** Begin INFORMATION SHOWN **

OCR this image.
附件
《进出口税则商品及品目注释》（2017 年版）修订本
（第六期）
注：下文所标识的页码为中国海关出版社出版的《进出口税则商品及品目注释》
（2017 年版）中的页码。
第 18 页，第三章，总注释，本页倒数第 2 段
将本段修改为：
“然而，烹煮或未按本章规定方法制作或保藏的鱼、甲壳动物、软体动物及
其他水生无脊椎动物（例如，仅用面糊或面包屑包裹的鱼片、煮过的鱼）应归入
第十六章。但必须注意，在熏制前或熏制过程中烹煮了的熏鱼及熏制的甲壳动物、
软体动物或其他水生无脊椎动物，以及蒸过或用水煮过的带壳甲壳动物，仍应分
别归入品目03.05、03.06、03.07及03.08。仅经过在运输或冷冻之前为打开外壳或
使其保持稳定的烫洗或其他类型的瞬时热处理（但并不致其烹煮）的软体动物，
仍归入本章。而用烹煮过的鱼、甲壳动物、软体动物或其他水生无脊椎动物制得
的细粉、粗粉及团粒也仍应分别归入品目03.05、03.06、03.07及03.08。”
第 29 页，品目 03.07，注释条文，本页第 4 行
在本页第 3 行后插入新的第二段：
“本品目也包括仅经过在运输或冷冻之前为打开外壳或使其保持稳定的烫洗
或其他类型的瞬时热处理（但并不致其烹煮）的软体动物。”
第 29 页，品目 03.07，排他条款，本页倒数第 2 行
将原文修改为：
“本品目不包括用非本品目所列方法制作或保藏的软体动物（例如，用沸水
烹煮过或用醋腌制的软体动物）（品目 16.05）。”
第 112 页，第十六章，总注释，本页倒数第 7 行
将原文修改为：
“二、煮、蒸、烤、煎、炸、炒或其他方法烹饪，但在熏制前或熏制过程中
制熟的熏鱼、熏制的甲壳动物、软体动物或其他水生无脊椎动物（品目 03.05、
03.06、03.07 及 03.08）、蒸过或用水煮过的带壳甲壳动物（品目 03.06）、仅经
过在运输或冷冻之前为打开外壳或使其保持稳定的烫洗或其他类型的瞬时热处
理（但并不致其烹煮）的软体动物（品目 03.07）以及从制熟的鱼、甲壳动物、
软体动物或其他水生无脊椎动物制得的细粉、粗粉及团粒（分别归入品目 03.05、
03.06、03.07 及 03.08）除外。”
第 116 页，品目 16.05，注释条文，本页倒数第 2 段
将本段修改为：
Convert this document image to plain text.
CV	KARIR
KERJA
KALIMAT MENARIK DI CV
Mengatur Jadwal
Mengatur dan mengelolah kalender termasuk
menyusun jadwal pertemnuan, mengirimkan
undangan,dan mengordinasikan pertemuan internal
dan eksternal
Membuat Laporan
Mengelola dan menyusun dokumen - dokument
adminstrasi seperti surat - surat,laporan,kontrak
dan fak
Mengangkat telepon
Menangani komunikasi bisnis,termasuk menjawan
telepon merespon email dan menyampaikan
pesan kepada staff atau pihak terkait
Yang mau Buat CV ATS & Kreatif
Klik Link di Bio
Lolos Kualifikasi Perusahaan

** End INFORMATION SHOWN **

» REQUIRED WORK: Scan the records for the string "但并不致其烹煮". Copy each line in which it appears.

» WRITTEN ANSWER:
使其保持稳定的烫洗或其他类型的瞬时热处理（但并不致其烹煮）的软体动物，
或其他类型的瞬时热处理（但并不致其烹煮）的软体动物。”
理（但并不致其烹煮）的软体动物（品目 03.07）以及从制熟的鱼、甲壳动物、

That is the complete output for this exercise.